# [Short problem]
Copy out every line of the data below verbatim, without changing anything.

(Recorded data)
***

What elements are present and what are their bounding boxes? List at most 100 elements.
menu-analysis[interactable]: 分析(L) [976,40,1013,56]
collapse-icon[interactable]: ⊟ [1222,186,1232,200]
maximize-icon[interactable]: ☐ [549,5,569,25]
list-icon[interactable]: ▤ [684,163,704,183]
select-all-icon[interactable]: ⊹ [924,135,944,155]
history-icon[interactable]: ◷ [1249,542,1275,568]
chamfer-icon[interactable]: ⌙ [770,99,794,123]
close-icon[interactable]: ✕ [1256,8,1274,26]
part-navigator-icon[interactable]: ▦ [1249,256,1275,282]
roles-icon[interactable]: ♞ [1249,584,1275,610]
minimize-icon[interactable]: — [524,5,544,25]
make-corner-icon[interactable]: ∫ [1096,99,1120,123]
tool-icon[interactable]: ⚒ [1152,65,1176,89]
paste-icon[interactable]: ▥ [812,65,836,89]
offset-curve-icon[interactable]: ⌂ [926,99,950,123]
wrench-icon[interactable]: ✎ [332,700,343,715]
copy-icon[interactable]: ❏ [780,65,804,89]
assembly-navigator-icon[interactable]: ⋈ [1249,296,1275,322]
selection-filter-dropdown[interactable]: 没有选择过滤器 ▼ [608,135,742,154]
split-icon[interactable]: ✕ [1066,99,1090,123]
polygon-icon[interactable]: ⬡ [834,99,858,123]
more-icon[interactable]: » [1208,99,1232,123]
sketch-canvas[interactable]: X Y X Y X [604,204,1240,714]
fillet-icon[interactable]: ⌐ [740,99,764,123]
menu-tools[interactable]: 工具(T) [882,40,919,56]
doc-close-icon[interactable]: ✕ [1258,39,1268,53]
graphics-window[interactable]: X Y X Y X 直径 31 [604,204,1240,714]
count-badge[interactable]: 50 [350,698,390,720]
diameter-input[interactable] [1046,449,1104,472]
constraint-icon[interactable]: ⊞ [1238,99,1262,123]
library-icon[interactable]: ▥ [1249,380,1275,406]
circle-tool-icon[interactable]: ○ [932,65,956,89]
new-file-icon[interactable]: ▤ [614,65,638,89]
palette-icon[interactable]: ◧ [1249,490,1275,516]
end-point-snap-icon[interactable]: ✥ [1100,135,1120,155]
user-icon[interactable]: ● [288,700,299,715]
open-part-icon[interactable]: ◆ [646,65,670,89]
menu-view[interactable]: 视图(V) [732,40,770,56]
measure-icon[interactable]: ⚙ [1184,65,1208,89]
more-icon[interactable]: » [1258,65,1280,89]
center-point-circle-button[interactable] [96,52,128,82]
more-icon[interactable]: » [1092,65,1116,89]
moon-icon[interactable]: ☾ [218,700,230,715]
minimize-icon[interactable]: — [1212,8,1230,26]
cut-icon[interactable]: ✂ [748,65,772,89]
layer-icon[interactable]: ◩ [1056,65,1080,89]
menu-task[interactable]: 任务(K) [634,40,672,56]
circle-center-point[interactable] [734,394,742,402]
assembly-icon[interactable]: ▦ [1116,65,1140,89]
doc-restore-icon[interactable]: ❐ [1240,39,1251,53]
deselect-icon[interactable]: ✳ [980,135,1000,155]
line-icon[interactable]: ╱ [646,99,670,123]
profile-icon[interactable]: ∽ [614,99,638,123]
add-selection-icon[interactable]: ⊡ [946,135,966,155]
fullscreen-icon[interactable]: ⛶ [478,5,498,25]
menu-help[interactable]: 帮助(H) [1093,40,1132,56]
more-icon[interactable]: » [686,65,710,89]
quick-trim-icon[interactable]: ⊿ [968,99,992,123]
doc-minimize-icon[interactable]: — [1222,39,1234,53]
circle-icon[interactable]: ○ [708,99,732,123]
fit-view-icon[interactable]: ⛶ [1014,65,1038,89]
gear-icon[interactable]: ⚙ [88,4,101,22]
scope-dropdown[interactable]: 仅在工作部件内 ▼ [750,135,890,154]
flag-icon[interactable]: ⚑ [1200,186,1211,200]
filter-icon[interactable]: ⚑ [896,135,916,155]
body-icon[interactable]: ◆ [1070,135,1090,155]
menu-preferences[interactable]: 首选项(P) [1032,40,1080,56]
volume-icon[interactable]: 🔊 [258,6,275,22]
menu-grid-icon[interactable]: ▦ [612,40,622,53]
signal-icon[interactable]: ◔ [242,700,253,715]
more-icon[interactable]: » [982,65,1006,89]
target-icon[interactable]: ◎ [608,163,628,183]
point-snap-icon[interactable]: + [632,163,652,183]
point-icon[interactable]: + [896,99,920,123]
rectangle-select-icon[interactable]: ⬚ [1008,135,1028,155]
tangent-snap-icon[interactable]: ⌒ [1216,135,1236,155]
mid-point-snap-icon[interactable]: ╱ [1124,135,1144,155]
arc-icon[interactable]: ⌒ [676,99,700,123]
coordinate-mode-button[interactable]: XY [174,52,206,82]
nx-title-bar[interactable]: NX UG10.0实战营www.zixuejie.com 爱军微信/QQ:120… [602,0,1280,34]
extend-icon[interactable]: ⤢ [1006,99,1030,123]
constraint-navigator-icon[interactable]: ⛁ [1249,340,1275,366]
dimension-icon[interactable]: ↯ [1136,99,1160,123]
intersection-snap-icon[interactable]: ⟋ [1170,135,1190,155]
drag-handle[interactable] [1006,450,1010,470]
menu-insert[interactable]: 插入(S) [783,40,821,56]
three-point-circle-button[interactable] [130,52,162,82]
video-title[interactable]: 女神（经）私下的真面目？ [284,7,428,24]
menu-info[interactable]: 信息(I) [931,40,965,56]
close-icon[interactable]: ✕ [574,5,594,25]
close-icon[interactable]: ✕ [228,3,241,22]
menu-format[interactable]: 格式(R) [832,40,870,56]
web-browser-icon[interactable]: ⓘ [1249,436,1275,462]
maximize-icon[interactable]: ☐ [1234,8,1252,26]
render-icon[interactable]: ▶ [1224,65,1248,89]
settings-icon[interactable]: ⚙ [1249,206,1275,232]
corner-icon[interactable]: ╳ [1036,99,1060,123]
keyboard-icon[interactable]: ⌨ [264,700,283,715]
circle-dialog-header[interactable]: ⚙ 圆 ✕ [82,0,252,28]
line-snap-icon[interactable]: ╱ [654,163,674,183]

***

# [Solution]
What elements are present and what are their bounding boxes? List at most 100 elements.
menu-analysis[interactable]: 分析(L) [976,40,1013,56]
collapse-icon[interactable]: ⊟ [1222,186,1232,200]
maximize-icon[interactable]: ☐ [549,5,569,25]
list-icon[interactable]: ▤ [684,163,704,183]
select-all-icon[interactable]: ⊹ [924,135,944,155]
history-icon[interactable]: ◷ [1249,542,1275,568]
chamfer-icon[interactable]: ⌙ [770,99,794,123]
close-icon[interactable]: ✕ [1256,8,1274,26]
part-navigator-icon[interactable]: ▦ [1249,256,1275,282]
roles-icon[interactable]: ♞ [1249,584,1275,610]
minimize-icon[interactable]: — [524,5,544,25]
make-corner-icon[interactable]: ∫ [1096,99,1120,123]
tool-icon[interactable]: ⚒ [1152,65,1176,89]
paste-icon[interactable]: ▥ [812,65,836,89]
offset-curve-icon[interactable]: ⌂ [926,99,950,123]
wrench-icon[interactable]: ✎ [332,700,343,715]
copy-icon[interactable]: ❏ [780,65,804,89]
assembly-navigator-icon[interactable]: ⋈ [1249,296,1275,322]
selection-filter-dropdown[interactable]: 没有选择过滤器 ▼ [608,135,742,154]
split-icon[interactable]: ✕ [1066,99,1090,123]
polygon-icon[interactable]: ⬡ [834,99,858,123]
more-icon[interactable]: » [1208,99,1232,123]
sketch-canvas[interactable]: X Y X Y X [604,204,1240,714]
fillet-icon[interactable]: ⌐ [740,99,764,123]
menu-tools[interactable]: 工具(T) [882,40,919,56]
doc-close-icon[interactable]: ✕ [1258,39,1268,53]
graphics-window[interactable]: X Y X Y X 直径 31 [604,204,1240,714]
count-badge[interactable]: 50 [350,698,390,720]
diameter-input[interactable] [1046,449,1104,472]
constraint-icon[interactable]: ⊞ [1238,99,1262,123]
library-icon[interactable]: ▥ [1249,380,1275,406]
circle-tool-icon[interactable]: ○ [932,65,956,89]
new-file-icon[interactable]: ▤ [614,65,638,89]
palette-icon[interactable]: ◧ [1249,490,1275,516]
end-point-snap-icon[interactable]: ✥ [1100,135,1120,155]
user-icon[interactable]: ● [288,700,299,715]
open-part-icon[interactable]: ◆ [646,65,670,89]
menu-view[interactable]: 视图(V) [732,40,770,56]
measure-icon[interactable]: ⚙ [1184,65,1208,89]
more-icon[interactable]: » [1258,65,1280,89]
center-point-circle-button[interactable] [96,52,128,82]
more-icon[interactable]: » [1092,65,1116,89]
moon-icon[interactable]: ☾ [218,700,230,715]
minimize-icon[interactable]: — [1212,8,1230,26]
cut-icon[interactable]: ✂ [748,65,772,89]
layer-icon[interactable]: ◩ [1056,65,1080,89]
menu-task[interactable]: 任务(K) [634,40,672,56]
circle-center-point[interactable] [734,394,742,402]
assembly-icon[interactable]: ▦ [1116,65,1140,89]
doc-restore-icon[interactable]: ❐ [1240,39,1251,53]
deselect-icon[interactable]: ✳ [980,135,1000,155]
line-icon[interactable]: ╱ [646,99,670,123]
profile-icon[interactable]: ∽ [614,99,638,123]
add-selection-icon[interactable]: ⊡ [946,135,966,155]
fullscreen-icon[interactable]: ⛶ [478,5,498,25]
menu-help[interactable]: 帮助(H) [1093,40,1132,56]
more-icon[interactable]: » [686,65,710,89]
quick-trim-icon[interactable]: ⊿ [968,99,992,123]
doc-minimize-icon[interactable]: — [1222,39,1234,53]
circle-icon[interactable]: ○ [708,99,732,123]
fit-view-icon[interactable]: ⛶ [1014,65,1038,89]
gear-icon[interactable]: ⚙ [88,4,101,22]
scope-dropdown[interactable]: 仅在工作部件内 ▼ [750,135,890,154]
flag-icon[interactable]: ⚑ [1200,186,1211,200]
filter-icon[interactable]: ⚑ [896,135,916,155]
body-icon[interactable]: ◆ [1070,135,1090,155]
menu-preferences[interactable]: 首选项(P) [1032,40,1080,56]
volume-icon[interactable]: 🔊 [258,6,275,22]
menu-grid-icon[interactable]: ▦ [612,40,622,53]
signal-icon[interactable]: ◔ [242,700,253,715]
more-icon[interactable]: » [982,65,1006,89]
target-icon[interactable]: ◎ [608,163,628,183]
point-snap-icon[interactable]: + [632,163,652,183]
point-icon[interactable]: + [896,99,920,123]
rectangle-select-icon[interactable]: ⬚ [1008,135,1028,155]
tangent-snap-icon[interactable]: ⌒ [1216,135,1236,155]
mid-point-snap-icon[interactable]: ╱ [1124,135,1144,155]
arc-icon[interactable]: ⌒ [676,99,700,123]
coordinate-mode-button[interactable]: XY [174,52,206,82]
nx-title-bar[interactable]: NX UG10.0实战营www.zixuejie.com 爱军微信/QQ:120… [602,0,1280,34]
extend-icon[interactable]: ⤢ [1006,99,1030,123]
constraint-navigator-icon[interactable]: ⛁ [1249,340,1275,366]
dimension-icon[interactable]: ↯ [1136,99,1160,123]
intersection-snap-icon[interactable]: ⟋ [1170,135,1190,155]
drag-handle[interactable] [1006,450,1010,470]
menu-insert[interactable]: 插入(S) [783,40,821,56]
three-point-circle-button[interactable] [130,52,162,82]
video-title[interactable]: 女神（经）私下的真面目？ [284,7,428,24]
menu-info[interactable]: 信息(I) [931,40,965,56]
close-icon[interactable]: ✕ [574,5,594,25]
close-icon[interactable]: ✕ [228,3,241,22]
menu-format[interactable]: 格式(R) [832,40,870,56]
web-browser-icon[interactable]: ⓘ [1249,436,1275,462]
maximize-icon[interactable]: ☐ [1234,8,1252,26]
render-icon[interactable]: ▶ [1224,65,1248,89]
settings-icon[interactable]: ⚙ [1249,206,1275,232]
corner-icon[interactable]: ╳ [1036,99,1060,123]
keyboard-icon[interactable]: ⌨ [264,700,283,715]
circle-dialog-header[interactable]: ⚙ 圆 ✕ [82,0,252,28]
line-snap-icon[interactable]: ╱ [654,163,674,183]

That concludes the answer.